## WHAT TO DO
Answer with one number: how many lines hold "每月累计旷工".

## MATERIAL SHOWN
╔══
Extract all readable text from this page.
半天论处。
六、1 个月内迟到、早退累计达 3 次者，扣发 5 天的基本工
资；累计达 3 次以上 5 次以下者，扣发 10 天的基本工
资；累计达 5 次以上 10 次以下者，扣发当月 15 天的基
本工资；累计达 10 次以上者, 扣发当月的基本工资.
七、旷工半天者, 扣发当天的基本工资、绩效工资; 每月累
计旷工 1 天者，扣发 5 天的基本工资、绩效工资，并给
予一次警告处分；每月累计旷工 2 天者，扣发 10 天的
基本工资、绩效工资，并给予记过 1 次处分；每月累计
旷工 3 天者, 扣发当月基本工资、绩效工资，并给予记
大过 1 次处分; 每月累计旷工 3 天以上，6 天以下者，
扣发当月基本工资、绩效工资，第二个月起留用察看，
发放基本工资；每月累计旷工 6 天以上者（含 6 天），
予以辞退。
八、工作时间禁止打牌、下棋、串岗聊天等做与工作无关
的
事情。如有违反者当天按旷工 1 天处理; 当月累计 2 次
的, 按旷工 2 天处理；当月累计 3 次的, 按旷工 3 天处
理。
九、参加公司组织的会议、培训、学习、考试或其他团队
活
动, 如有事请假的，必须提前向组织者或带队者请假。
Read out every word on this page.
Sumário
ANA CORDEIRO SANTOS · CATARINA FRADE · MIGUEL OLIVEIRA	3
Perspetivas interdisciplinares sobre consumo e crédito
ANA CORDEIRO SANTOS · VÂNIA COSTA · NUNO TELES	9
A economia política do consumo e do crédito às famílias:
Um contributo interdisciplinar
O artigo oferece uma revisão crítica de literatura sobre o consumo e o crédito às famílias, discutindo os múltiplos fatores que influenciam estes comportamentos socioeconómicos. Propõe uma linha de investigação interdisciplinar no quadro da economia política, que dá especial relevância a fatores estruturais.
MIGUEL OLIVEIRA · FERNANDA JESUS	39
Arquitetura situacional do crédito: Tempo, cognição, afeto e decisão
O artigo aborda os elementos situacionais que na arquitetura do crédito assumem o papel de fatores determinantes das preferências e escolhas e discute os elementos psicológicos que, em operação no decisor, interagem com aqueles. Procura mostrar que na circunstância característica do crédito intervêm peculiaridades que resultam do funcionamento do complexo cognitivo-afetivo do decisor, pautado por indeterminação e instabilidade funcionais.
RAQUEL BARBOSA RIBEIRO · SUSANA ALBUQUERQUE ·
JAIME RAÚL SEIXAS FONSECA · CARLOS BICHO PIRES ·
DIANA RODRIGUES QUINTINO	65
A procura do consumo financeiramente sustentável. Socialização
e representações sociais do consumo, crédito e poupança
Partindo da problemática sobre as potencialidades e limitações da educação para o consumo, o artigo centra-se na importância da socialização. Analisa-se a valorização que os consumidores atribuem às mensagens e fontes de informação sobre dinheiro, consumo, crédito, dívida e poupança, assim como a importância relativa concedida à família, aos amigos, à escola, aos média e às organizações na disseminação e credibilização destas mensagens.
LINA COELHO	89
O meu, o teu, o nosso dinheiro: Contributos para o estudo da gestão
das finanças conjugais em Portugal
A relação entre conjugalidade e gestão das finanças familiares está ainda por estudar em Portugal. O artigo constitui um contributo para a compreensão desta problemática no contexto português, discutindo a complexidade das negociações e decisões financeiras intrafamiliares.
╚══
## SOLUTION TO THE EXERCISE
3